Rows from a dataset
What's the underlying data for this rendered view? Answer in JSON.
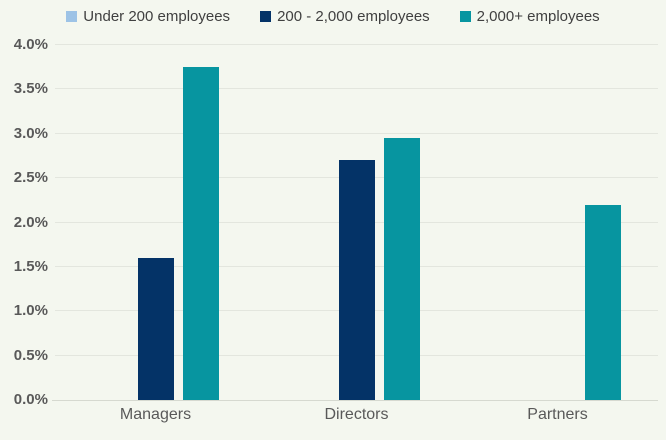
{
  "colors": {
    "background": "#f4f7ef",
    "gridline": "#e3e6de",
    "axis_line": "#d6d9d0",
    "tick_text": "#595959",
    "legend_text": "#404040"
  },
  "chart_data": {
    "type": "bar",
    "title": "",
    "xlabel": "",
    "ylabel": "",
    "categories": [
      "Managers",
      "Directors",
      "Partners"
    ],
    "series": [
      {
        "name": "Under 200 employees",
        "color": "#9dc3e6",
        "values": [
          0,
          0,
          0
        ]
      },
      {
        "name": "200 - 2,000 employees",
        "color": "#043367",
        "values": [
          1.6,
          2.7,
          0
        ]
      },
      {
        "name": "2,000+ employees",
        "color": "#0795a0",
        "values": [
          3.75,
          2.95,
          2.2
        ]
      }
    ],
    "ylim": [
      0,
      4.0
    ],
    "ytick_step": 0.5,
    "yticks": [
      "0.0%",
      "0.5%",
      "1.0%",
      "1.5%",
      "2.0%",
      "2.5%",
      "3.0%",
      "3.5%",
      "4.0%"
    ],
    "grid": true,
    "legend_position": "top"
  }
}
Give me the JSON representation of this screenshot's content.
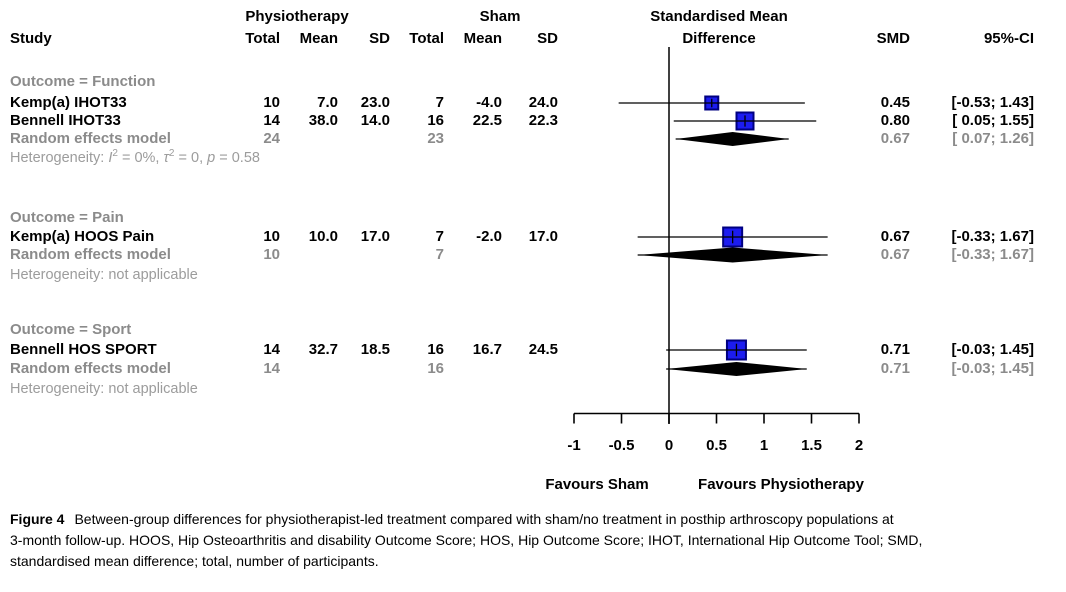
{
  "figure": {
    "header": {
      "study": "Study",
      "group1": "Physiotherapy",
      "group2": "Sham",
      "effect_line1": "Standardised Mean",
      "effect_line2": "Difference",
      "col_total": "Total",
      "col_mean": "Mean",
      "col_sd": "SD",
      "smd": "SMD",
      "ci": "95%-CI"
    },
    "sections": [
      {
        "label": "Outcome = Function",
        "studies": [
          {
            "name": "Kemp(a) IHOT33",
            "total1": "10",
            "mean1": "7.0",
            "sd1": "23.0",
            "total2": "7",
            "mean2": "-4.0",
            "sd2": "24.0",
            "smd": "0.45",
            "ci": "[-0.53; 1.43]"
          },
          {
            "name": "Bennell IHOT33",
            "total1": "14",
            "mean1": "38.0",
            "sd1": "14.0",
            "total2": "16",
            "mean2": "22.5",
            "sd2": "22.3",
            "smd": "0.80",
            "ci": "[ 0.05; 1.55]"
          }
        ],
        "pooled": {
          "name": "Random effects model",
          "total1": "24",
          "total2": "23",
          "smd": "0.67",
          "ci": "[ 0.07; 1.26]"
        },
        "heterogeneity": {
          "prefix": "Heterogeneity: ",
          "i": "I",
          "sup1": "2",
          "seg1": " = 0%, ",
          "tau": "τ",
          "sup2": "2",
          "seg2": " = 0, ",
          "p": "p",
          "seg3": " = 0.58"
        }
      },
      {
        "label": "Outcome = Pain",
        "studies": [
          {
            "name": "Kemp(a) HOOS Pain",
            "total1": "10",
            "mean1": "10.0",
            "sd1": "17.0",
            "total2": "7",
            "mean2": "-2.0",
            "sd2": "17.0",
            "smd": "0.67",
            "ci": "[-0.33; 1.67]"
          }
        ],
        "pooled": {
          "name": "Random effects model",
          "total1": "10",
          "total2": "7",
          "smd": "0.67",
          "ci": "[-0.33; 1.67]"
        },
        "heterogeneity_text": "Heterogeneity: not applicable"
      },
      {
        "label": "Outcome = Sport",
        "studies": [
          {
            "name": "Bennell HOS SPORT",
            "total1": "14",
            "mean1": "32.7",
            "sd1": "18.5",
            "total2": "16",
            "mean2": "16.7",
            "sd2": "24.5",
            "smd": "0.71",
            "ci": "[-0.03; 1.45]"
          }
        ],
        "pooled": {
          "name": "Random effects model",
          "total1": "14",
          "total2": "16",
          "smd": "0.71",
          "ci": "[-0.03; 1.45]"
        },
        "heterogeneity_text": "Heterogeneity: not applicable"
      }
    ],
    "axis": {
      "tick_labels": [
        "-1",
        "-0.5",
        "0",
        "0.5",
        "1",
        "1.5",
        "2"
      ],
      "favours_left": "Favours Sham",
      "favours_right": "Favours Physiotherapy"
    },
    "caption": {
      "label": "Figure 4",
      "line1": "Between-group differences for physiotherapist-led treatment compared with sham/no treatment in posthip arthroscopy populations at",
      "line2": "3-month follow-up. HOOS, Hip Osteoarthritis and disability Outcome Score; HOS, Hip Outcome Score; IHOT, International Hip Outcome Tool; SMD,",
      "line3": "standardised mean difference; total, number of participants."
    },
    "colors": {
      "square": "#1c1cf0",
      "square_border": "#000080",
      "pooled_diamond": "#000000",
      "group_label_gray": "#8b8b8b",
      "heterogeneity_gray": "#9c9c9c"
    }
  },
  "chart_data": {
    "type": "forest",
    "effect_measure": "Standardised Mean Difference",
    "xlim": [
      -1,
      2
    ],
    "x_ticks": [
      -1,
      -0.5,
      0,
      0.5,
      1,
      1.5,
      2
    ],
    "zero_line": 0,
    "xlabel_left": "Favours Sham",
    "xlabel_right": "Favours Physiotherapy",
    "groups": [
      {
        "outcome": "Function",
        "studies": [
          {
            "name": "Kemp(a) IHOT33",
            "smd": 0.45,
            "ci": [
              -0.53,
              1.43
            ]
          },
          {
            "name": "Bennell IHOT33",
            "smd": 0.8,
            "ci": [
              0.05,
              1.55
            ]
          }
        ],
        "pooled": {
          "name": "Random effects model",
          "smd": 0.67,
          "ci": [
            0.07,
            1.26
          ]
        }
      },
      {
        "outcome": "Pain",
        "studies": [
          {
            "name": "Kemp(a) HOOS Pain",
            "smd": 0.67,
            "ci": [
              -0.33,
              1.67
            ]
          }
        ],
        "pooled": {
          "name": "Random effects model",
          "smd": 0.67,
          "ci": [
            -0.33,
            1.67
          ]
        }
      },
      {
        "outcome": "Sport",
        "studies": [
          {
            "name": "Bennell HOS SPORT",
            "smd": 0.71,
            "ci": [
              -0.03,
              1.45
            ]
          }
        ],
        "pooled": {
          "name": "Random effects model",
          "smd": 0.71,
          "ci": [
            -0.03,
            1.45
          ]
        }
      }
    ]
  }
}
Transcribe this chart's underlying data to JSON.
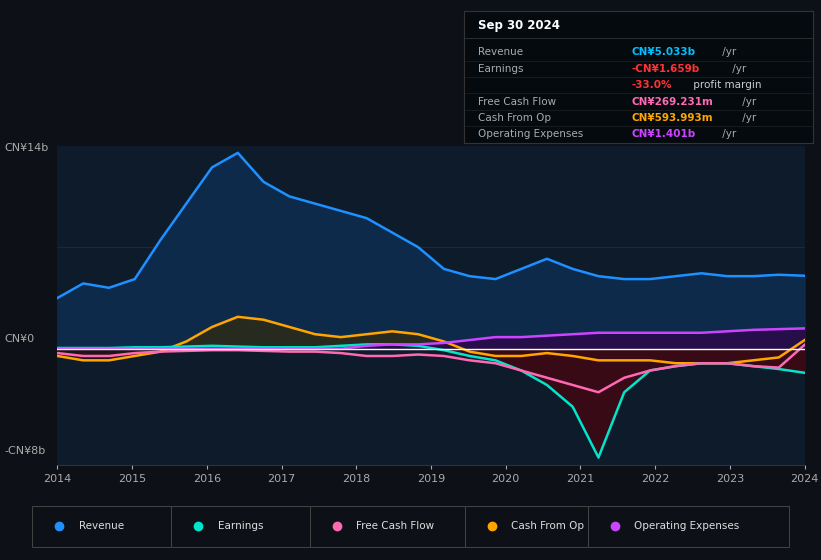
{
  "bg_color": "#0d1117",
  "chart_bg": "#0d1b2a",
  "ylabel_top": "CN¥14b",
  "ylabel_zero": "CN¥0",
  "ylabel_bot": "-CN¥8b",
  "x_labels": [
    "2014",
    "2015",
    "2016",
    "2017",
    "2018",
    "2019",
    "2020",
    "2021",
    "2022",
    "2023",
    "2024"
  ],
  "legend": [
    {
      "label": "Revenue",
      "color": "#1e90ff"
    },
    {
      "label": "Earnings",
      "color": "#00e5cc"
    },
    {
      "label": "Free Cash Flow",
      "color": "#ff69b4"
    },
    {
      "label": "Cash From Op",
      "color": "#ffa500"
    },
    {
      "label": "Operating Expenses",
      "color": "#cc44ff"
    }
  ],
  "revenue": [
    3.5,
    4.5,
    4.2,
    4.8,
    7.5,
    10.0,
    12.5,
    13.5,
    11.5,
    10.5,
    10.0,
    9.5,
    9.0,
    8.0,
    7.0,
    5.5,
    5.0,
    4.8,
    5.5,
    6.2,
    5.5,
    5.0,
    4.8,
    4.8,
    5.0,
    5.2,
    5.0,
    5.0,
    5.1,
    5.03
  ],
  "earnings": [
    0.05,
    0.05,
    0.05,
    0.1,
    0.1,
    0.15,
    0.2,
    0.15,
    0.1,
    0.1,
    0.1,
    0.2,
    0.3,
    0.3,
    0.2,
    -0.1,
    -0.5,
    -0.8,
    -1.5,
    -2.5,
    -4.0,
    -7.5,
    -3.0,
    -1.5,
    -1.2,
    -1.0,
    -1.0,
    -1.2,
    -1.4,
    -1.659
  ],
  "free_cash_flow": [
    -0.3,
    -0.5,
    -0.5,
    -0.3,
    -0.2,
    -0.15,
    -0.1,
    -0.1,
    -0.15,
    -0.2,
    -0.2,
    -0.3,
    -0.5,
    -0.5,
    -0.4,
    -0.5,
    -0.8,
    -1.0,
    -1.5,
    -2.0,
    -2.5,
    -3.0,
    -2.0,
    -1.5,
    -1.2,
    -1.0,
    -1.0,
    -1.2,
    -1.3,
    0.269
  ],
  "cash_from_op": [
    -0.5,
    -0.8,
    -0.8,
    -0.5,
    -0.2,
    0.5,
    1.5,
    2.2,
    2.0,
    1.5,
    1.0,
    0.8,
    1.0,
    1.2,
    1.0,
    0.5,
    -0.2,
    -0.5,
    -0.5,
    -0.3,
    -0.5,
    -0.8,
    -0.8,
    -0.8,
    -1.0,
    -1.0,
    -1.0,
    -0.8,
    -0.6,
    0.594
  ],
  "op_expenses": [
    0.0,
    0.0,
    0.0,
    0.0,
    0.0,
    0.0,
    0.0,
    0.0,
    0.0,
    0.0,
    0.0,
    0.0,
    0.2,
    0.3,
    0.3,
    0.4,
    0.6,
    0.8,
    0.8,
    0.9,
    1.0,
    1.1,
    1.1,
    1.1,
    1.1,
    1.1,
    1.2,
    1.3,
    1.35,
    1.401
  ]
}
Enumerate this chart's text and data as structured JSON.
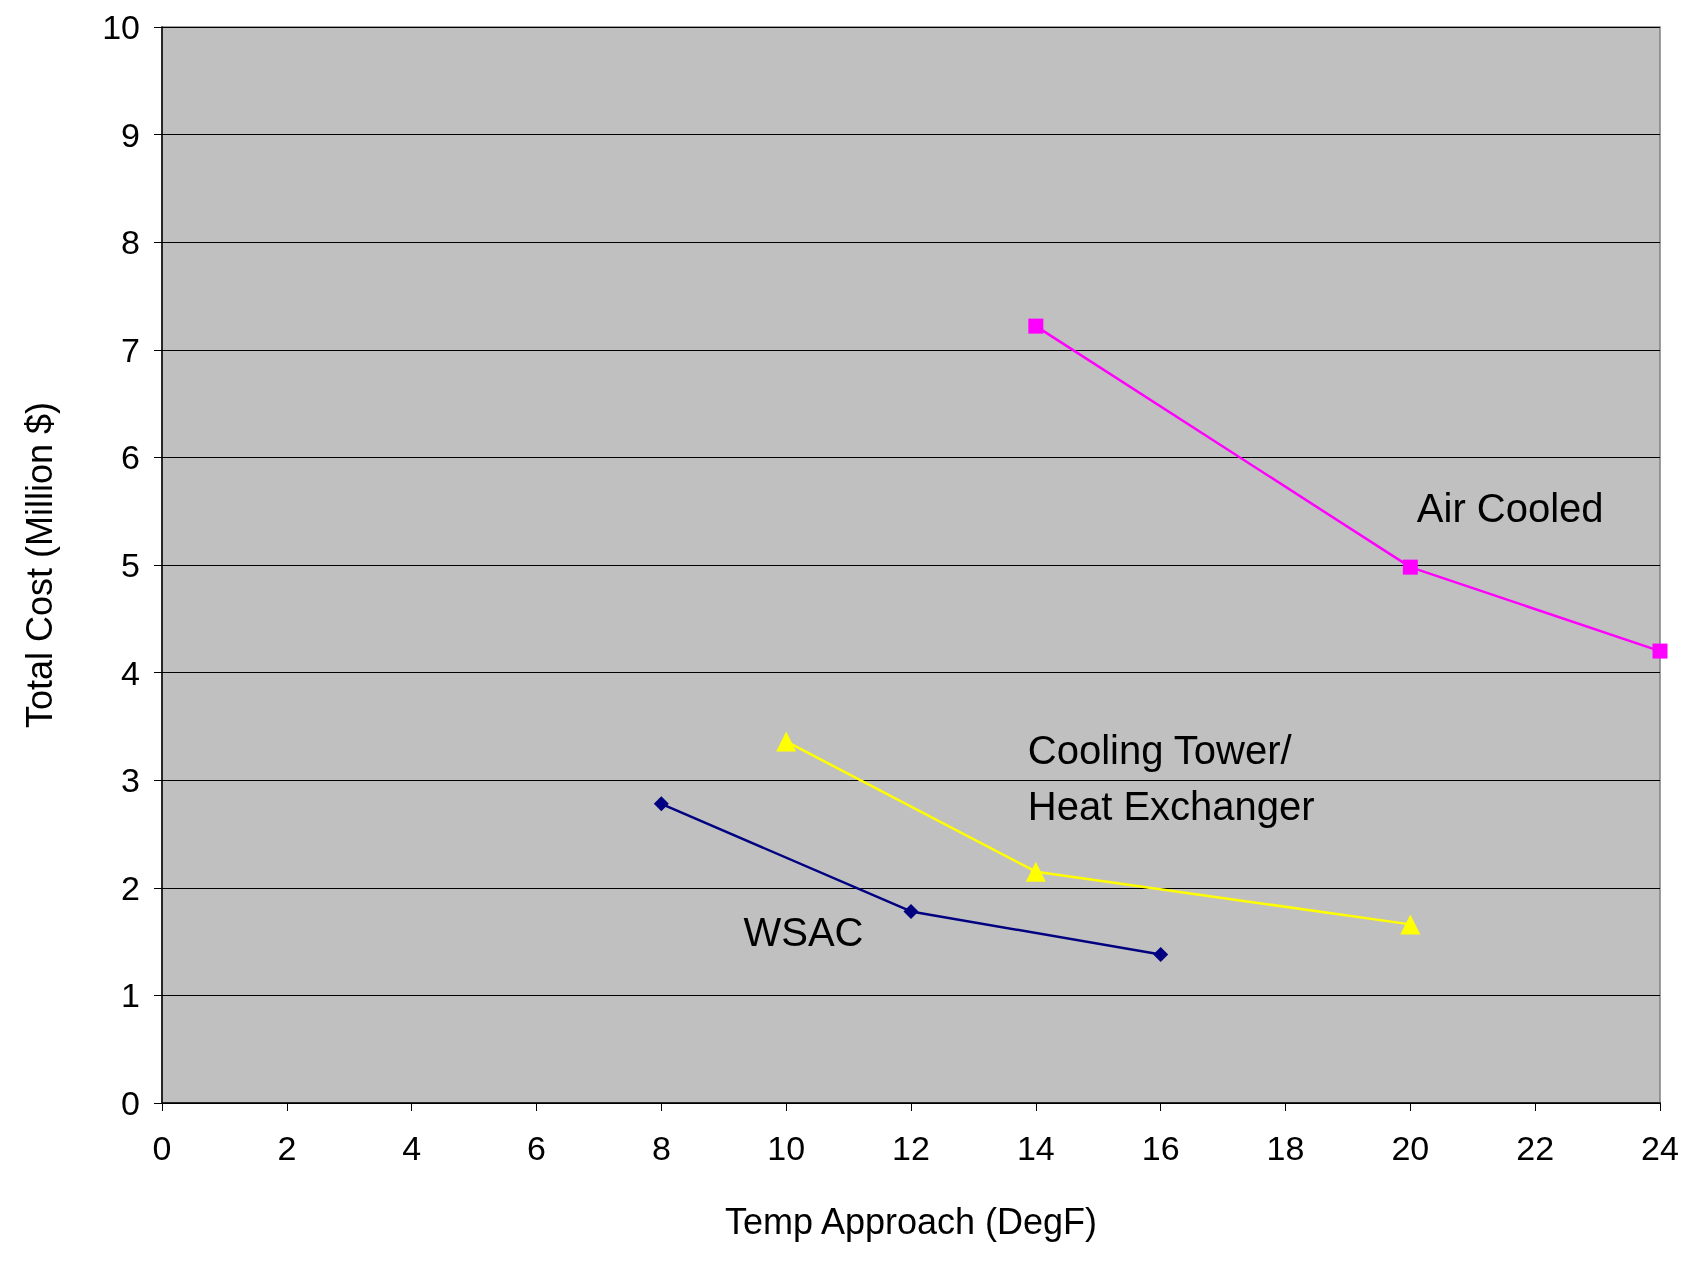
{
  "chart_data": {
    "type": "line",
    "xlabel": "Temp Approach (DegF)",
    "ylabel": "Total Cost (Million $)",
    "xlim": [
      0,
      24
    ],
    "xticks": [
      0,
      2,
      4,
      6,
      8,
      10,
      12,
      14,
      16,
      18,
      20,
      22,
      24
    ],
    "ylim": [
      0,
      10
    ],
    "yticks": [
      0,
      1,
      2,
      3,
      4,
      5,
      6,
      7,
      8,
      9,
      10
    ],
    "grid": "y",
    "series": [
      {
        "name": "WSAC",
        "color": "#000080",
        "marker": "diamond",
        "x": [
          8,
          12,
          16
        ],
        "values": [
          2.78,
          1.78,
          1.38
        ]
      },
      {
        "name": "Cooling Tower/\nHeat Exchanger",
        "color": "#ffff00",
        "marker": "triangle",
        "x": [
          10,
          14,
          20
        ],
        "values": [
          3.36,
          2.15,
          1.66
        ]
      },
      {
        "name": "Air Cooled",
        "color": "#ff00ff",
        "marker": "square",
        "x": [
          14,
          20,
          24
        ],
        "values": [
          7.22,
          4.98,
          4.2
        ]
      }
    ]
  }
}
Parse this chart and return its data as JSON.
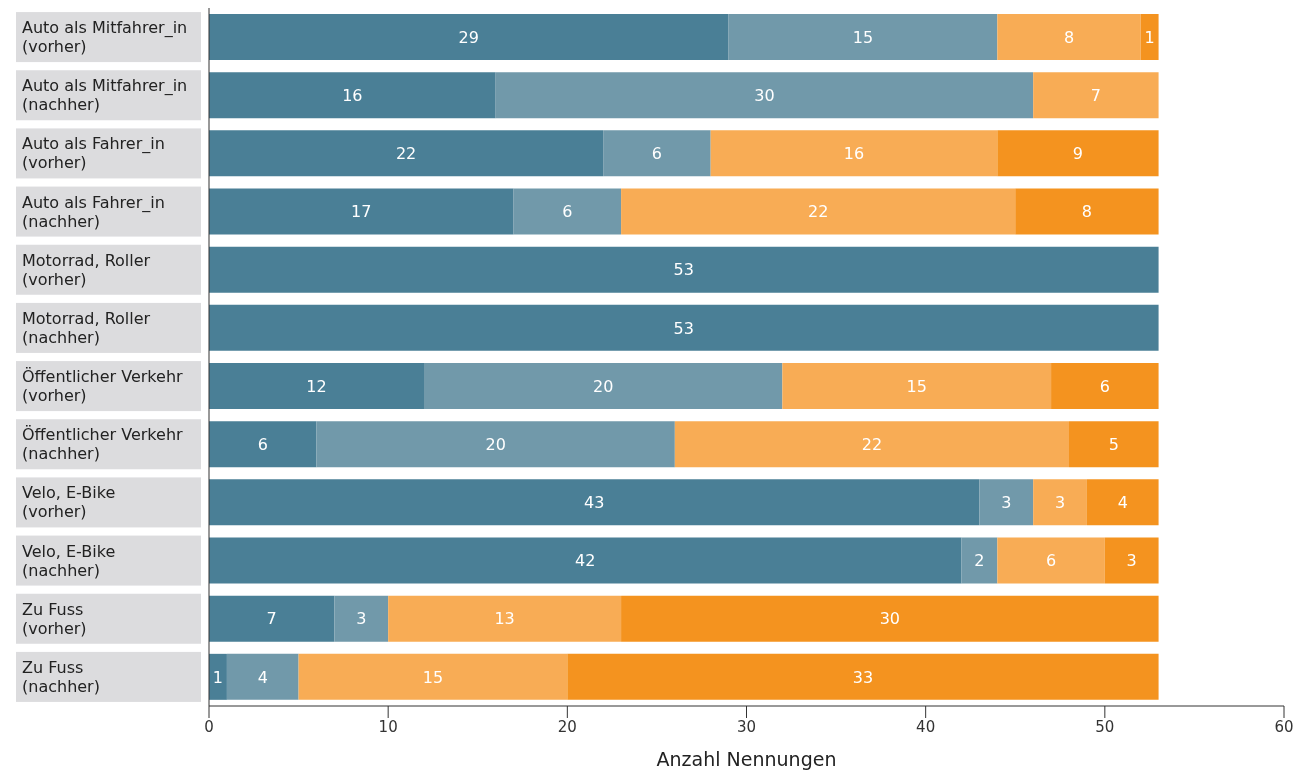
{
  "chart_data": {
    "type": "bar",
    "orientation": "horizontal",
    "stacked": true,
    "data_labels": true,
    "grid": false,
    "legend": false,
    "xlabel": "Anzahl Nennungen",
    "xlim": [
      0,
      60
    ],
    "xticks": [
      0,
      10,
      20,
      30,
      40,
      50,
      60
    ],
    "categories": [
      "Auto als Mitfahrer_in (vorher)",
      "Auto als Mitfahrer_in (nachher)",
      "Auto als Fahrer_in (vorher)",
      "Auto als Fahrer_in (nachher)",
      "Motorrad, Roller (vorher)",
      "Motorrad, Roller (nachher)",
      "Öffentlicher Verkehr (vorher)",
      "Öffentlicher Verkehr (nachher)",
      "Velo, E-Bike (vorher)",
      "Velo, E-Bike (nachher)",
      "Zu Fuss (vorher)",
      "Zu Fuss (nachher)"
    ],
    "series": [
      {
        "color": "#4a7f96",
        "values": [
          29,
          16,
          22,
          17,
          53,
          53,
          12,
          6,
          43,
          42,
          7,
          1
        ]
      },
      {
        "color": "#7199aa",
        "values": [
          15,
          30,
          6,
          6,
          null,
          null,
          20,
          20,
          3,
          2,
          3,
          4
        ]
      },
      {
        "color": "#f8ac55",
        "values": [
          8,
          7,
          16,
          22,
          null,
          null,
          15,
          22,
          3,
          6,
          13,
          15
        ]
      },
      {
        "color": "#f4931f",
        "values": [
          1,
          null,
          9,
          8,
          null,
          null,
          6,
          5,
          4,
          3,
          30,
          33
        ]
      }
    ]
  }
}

# TASK TO COMPLETE
Identify which lines contain the word "Physiotherapy" and copy each one.

# RESPONSE
      "group1": "Physiotherapy",
      "favours_right": "Favours Physiotherapy"
    "xlabel_right": "Favours Physiotherapy",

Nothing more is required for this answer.